┏━━

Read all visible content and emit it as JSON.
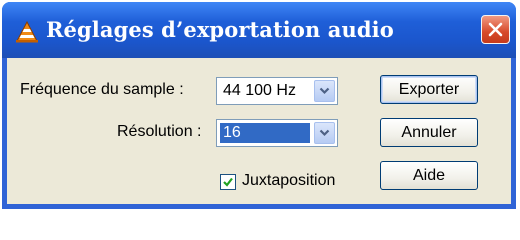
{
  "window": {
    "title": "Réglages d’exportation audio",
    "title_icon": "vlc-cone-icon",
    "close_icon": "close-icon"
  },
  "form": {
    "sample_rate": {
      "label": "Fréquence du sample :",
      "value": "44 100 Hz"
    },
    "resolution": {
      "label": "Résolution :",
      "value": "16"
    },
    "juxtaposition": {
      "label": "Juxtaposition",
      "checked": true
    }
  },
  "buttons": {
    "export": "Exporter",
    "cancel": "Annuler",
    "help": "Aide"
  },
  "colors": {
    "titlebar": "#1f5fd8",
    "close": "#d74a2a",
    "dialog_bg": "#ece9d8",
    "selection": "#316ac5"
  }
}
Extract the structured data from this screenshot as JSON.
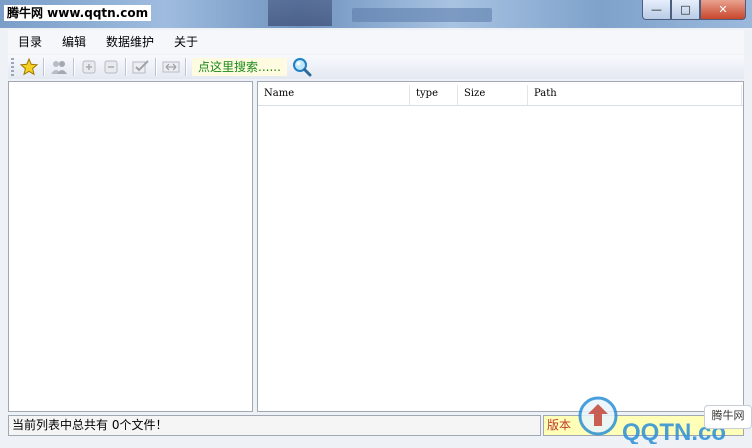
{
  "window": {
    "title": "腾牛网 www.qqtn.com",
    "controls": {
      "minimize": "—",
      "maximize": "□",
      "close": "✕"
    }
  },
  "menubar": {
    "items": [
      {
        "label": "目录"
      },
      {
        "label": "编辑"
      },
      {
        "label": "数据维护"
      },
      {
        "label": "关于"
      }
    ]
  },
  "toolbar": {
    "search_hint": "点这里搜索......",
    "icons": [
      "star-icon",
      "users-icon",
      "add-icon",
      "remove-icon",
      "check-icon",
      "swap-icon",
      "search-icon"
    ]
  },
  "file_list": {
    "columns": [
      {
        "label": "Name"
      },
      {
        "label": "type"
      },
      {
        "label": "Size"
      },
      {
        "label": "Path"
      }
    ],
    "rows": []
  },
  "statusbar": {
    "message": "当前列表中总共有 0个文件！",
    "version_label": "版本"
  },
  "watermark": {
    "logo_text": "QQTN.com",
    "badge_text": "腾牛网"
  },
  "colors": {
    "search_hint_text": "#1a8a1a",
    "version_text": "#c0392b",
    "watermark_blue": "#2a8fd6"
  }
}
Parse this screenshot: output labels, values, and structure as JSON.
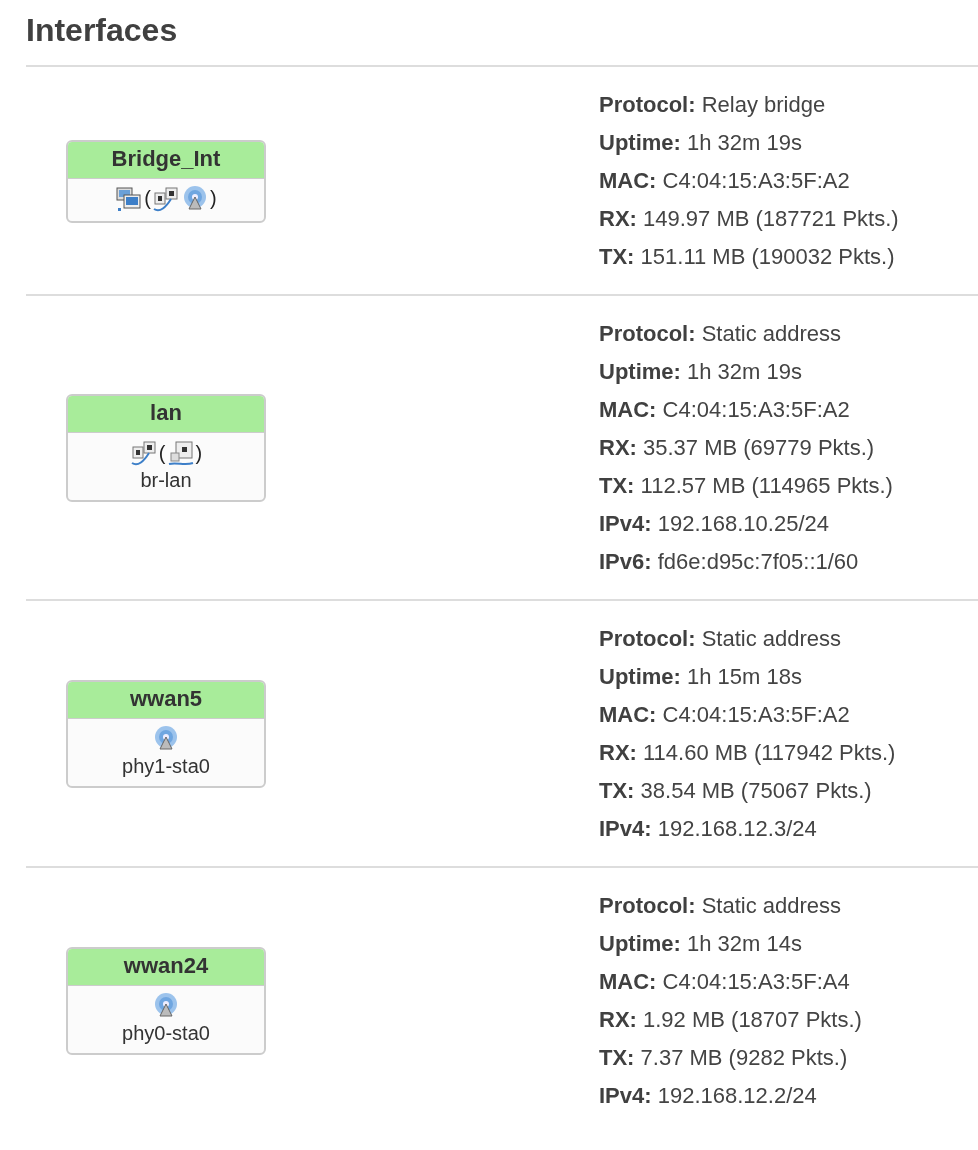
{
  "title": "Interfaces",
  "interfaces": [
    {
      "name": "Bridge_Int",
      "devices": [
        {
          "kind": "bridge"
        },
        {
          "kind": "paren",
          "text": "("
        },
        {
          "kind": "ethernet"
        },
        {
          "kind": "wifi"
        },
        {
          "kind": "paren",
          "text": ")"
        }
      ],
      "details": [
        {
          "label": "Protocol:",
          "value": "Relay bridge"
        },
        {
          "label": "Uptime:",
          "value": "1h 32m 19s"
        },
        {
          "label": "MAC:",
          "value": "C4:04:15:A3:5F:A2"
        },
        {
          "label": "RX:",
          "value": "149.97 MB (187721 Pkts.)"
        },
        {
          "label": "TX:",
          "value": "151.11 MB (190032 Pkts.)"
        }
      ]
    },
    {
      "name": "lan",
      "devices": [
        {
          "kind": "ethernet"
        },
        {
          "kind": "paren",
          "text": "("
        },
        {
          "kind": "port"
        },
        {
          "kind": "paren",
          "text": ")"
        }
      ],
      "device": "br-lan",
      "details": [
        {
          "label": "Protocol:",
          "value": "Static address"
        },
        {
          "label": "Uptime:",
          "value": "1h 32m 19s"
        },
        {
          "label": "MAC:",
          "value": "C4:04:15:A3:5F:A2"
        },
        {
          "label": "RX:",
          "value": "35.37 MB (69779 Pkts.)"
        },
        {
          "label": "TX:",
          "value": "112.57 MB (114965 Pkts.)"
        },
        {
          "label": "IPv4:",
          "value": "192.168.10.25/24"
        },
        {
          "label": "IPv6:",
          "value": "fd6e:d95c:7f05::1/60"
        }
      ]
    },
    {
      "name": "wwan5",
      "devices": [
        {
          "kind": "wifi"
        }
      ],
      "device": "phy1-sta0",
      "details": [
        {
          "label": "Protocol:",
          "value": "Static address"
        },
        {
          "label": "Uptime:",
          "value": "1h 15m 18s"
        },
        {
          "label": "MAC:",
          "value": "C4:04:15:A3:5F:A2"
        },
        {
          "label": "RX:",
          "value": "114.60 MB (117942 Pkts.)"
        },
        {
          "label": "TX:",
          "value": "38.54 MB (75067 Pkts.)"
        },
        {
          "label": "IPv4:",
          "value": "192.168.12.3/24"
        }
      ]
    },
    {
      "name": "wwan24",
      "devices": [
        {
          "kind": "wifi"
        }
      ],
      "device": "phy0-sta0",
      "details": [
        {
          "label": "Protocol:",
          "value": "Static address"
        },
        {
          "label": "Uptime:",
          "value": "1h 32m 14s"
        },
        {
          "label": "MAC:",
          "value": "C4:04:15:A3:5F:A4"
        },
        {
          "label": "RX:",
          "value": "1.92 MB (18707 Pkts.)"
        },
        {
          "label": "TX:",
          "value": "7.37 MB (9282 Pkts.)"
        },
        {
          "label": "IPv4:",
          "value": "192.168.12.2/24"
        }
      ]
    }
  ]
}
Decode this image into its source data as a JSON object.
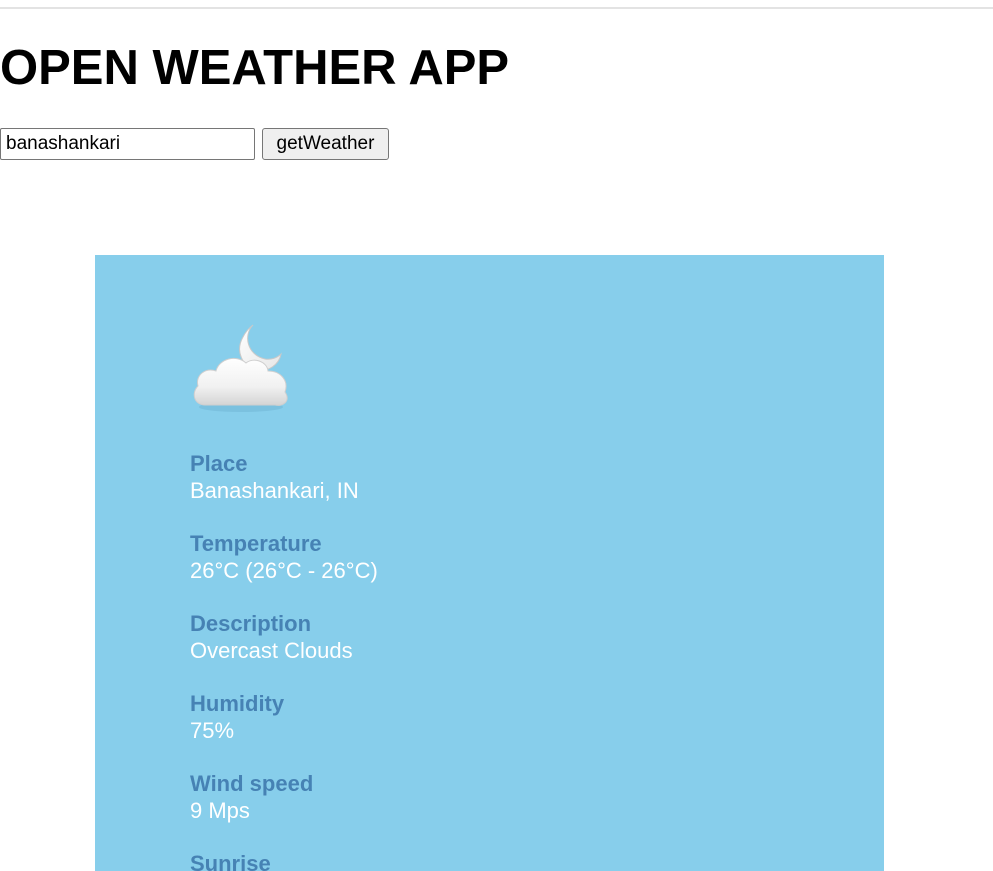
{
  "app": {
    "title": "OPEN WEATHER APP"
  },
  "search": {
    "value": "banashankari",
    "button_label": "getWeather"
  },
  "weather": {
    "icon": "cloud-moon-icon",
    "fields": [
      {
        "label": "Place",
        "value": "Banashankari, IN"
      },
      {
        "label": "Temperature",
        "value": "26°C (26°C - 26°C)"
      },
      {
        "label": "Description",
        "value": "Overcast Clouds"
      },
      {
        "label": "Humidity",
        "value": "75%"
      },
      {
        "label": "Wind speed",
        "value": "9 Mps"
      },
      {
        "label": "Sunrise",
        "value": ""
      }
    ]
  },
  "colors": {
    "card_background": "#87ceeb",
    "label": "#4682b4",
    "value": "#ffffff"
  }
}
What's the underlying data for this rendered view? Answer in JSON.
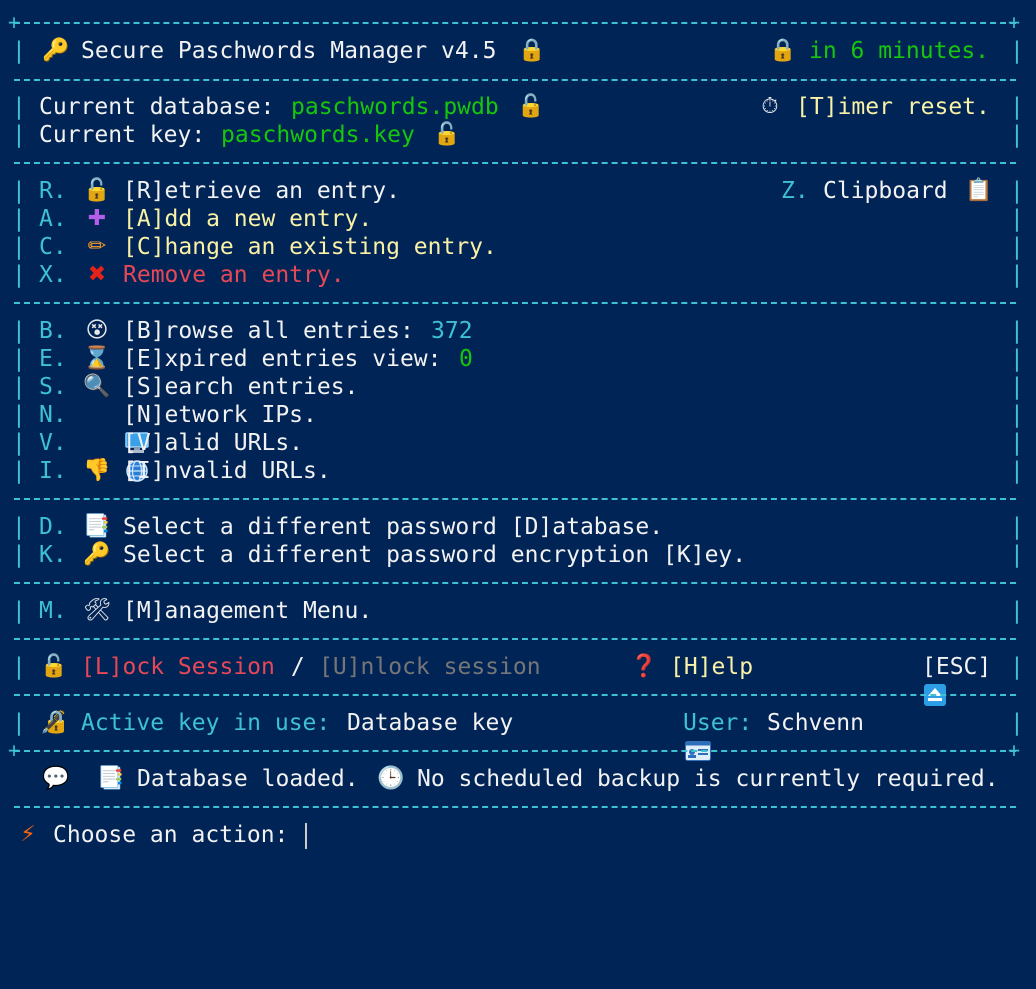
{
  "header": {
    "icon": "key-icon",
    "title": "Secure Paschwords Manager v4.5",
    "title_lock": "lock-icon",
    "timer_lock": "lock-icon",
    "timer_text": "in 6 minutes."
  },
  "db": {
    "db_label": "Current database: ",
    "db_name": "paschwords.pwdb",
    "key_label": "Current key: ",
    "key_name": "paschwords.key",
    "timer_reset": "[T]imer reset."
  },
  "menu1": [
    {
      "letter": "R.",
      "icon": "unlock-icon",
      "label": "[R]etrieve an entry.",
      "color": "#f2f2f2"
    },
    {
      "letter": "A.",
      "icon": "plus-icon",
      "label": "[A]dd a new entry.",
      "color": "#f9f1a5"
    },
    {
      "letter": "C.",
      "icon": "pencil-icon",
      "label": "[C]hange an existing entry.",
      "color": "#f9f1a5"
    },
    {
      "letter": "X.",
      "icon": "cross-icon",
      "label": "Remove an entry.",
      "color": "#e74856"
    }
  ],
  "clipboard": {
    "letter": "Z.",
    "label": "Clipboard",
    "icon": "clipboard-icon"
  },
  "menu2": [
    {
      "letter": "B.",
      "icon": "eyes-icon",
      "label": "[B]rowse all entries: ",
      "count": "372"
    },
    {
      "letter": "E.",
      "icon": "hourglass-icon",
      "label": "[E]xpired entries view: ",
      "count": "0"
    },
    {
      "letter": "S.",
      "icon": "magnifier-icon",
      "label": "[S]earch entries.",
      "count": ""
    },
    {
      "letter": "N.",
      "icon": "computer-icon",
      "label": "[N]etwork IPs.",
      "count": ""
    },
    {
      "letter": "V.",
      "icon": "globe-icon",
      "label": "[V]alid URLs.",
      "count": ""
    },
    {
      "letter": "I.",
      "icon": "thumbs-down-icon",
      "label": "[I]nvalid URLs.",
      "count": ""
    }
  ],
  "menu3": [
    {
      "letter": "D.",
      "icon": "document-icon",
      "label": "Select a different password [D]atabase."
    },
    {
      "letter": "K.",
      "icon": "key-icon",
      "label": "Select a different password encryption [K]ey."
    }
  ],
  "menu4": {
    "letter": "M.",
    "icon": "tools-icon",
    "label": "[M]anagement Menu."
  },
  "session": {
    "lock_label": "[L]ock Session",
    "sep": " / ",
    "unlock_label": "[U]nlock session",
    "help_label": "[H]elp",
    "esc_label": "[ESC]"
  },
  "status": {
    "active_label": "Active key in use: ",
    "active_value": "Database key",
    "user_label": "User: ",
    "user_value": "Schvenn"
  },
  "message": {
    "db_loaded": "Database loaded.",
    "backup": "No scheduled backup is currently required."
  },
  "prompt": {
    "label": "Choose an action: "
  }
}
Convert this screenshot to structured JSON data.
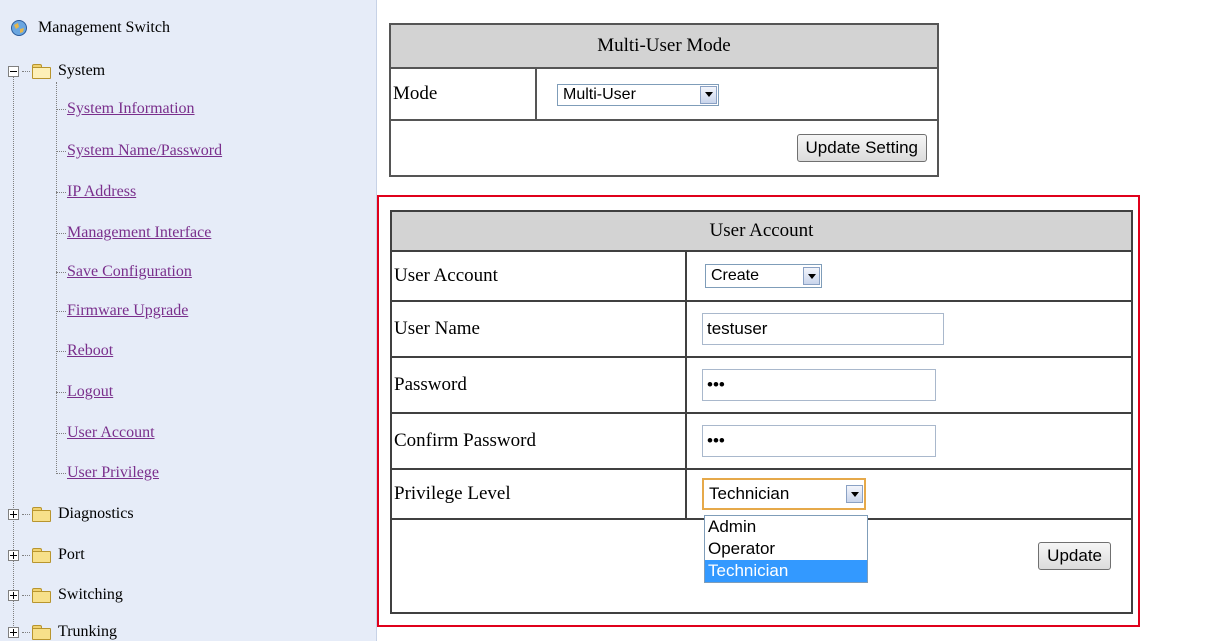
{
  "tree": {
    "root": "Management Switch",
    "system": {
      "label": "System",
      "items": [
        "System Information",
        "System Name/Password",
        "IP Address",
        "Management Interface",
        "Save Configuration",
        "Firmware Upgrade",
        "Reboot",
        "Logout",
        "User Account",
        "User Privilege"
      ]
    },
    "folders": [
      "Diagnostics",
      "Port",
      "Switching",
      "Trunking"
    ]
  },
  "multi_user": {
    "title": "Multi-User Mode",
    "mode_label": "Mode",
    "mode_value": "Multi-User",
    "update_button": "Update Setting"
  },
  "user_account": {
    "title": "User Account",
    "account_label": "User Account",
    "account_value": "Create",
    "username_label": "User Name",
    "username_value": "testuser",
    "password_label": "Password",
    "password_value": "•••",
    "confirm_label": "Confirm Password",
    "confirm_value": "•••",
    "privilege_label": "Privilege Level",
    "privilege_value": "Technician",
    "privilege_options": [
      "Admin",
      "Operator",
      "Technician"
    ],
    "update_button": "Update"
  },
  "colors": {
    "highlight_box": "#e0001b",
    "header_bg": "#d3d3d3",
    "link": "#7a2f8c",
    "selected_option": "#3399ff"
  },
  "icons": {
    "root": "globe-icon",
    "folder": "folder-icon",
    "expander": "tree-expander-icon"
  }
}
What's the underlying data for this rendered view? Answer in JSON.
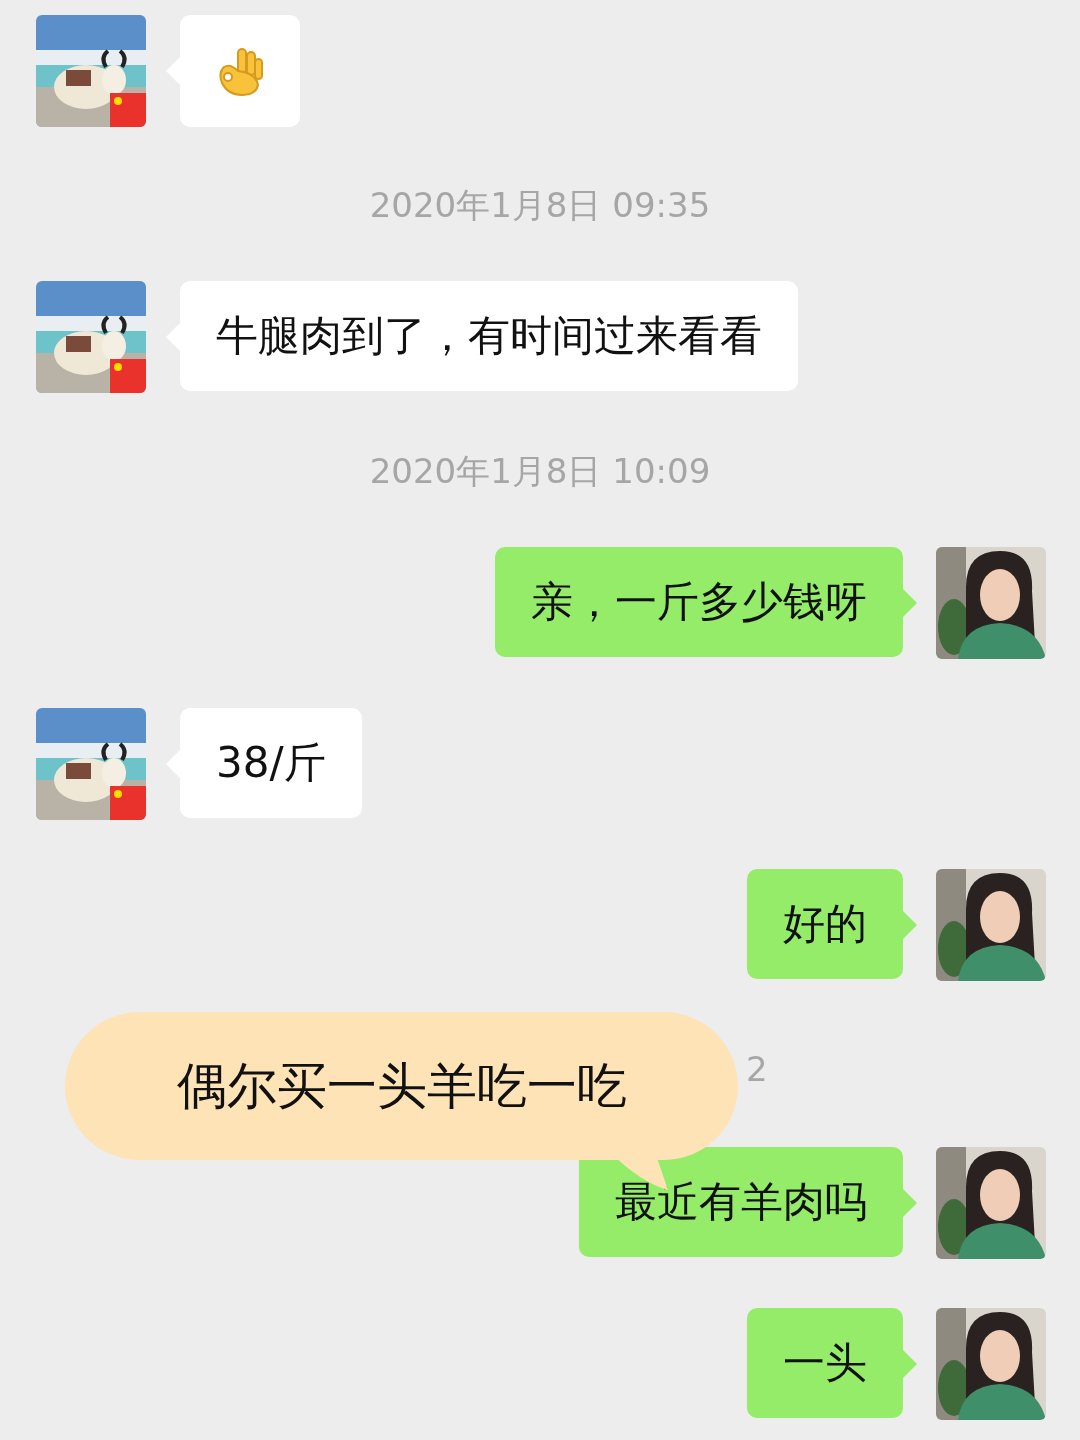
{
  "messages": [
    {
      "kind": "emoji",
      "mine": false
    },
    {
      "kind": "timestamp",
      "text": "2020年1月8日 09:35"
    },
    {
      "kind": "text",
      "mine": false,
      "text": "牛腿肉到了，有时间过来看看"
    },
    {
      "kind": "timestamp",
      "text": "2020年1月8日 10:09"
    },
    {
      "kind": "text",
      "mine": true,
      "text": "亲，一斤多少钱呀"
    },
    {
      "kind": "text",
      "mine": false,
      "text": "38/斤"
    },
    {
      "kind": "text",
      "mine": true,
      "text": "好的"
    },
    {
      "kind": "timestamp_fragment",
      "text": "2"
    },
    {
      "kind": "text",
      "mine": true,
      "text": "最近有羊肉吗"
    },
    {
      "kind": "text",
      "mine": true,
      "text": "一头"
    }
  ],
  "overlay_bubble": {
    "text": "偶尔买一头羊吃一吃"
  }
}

┗━━

- **EXERCISE TASK**:
Extract, from the material above, each line holding the word "URLs".

- **THE COMPLETED TASK**:
      "label": "[V]alid URLs.",
      "label": "[I]nvalid URLs.",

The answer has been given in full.